start DATA RECORDS

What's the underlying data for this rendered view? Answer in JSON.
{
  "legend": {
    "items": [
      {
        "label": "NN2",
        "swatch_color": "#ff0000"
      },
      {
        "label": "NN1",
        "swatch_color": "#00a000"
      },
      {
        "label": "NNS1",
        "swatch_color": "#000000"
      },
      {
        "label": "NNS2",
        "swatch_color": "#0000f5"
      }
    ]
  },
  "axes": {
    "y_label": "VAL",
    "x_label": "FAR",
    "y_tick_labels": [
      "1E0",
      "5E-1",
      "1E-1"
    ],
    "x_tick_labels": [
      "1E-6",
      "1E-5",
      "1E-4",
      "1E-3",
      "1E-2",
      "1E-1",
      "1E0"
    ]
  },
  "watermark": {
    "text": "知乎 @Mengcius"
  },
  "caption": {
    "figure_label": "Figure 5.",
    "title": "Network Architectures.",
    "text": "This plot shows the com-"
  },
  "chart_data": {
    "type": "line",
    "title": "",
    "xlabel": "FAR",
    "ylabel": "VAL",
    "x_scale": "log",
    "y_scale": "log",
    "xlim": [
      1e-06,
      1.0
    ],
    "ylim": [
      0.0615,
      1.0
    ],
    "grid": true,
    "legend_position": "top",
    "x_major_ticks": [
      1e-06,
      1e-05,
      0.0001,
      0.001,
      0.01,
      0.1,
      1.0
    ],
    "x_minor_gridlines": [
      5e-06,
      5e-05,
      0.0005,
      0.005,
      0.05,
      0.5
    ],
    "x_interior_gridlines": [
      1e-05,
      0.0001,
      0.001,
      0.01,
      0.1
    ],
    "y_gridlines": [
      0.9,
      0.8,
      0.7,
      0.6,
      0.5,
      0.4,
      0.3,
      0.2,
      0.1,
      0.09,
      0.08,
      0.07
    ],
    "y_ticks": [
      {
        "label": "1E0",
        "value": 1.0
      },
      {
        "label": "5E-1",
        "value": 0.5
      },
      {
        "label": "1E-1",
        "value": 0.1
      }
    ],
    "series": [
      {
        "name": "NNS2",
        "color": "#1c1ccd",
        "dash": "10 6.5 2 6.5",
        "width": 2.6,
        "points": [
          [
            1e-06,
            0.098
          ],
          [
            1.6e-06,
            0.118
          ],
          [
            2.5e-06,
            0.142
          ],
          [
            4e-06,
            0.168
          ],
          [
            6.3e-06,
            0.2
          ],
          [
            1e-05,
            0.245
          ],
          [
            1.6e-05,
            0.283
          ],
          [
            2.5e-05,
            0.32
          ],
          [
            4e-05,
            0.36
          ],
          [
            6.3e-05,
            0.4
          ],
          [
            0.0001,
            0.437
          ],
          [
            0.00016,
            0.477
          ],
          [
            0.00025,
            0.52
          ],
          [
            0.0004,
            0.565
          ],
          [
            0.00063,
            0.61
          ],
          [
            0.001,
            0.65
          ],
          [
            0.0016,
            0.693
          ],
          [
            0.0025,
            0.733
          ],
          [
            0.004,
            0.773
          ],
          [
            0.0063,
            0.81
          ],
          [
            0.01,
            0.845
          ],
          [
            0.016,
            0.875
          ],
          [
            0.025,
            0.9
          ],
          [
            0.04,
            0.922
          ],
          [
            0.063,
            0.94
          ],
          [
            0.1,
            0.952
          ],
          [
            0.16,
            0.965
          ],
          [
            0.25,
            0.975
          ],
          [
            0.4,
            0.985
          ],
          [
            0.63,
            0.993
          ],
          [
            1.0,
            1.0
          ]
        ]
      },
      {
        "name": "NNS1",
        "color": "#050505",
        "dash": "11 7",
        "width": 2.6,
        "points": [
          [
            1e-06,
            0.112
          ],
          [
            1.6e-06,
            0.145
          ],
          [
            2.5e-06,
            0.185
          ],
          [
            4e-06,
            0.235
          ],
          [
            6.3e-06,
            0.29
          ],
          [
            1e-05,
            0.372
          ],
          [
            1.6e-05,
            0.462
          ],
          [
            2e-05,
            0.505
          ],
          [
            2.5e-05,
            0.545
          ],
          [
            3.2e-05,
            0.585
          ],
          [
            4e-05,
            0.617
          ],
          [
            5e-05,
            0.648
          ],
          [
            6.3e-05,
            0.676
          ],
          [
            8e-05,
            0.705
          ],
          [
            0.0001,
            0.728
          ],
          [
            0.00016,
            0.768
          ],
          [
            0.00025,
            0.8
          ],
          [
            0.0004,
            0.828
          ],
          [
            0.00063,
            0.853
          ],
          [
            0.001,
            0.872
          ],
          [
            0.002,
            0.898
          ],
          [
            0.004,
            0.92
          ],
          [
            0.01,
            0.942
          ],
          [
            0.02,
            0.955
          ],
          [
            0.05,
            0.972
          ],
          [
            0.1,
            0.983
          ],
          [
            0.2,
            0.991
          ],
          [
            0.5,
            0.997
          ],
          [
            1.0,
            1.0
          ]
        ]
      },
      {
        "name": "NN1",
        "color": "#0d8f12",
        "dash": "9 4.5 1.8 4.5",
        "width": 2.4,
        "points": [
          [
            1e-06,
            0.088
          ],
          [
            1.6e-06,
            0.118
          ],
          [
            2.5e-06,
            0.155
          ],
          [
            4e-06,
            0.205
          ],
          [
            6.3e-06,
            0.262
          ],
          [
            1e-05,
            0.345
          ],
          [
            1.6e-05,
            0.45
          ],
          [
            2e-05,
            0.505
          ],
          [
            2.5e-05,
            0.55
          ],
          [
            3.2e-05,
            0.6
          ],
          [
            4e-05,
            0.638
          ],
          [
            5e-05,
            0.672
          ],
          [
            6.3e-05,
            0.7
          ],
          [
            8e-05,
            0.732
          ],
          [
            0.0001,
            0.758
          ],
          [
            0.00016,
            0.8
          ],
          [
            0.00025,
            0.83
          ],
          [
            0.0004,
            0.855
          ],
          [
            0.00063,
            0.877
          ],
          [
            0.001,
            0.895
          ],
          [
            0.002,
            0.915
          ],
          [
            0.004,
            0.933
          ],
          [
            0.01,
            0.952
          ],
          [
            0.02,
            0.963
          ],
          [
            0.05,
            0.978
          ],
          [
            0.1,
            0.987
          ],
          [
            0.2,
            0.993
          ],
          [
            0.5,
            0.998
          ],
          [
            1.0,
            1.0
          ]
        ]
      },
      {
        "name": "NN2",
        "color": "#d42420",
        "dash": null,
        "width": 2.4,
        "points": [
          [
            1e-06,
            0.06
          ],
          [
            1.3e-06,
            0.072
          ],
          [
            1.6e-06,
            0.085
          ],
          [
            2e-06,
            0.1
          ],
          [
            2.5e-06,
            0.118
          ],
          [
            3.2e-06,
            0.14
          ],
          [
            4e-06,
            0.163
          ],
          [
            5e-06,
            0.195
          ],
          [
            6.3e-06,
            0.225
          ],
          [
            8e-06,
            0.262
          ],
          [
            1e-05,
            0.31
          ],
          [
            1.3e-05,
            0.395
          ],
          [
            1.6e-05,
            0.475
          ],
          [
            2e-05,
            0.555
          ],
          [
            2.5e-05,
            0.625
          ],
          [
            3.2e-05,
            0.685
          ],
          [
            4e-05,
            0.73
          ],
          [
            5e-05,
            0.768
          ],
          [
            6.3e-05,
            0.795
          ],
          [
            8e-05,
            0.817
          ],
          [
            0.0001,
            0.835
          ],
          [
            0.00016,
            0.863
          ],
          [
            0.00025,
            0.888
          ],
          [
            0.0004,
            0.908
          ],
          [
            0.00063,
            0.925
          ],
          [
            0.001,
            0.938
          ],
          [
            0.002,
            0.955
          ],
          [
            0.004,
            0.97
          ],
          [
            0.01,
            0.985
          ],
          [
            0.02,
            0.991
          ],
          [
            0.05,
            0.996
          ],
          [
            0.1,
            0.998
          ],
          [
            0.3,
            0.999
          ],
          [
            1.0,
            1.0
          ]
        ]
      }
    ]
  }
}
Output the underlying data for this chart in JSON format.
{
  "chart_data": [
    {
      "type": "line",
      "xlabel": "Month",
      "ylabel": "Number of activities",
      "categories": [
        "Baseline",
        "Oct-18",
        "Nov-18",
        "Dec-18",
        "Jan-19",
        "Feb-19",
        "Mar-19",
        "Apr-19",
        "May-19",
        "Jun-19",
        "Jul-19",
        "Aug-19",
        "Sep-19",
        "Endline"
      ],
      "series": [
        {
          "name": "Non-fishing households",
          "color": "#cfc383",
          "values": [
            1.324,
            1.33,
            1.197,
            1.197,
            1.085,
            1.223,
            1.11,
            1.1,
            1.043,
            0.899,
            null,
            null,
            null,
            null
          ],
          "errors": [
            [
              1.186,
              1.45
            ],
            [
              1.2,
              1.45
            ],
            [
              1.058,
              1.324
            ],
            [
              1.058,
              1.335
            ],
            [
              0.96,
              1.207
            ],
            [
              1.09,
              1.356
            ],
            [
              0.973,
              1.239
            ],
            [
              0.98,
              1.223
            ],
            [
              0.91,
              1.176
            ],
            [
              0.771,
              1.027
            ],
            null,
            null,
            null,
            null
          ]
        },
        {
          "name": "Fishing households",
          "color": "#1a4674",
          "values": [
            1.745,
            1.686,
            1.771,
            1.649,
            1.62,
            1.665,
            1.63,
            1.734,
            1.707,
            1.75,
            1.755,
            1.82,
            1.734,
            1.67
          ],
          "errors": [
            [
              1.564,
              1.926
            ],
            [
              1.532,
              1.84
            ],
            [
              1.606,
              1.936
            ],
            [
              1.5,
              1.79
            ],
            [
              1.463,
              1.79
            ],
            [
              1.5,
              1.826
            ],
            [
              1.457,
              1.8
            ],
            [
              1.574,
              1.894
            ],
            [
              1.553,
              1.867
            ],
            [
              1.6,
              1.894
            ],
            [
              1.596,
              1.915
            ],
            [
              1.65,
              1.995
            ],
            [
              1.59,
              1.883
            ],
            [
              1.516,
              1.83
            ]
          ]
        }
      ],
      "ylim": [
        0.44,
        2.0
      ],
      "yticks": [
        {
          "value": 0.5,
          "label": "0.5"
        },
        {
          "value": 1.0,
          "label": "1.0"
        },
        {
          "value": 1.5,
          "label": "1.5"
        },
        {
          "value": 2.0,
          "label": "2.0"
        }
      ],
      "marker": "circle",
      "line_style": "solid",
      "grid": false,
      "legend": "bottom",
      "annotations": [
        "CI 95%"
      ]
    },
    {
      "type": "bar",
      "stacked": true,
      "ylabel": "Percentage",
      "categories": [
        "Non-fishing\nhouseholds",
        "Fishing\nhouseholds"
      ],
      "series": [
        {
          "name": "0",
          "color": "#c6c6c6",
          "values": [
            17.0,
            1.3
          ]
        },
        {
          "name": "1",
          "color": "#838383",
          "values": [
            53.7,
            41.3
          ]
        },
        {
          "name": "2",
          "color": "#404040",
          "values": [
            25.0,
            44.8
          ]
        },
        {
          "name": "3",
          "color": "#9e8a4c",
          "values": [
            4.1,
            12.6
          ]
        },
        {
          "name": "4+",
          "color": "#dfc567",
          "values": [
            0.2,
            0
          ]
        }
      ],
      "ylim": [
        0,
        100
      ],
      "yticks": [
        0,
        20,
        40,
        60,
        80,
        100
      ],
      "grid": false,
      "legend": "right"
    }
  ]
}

end DATA RECORDS

## [GOAL OF THE EXERCISE]
Pick out and copy the lines of the entries that hold the string "text".

## [TASK RESULT]
    "text": "知乎 @Mengcius"
    "text": "This plot shows the com-"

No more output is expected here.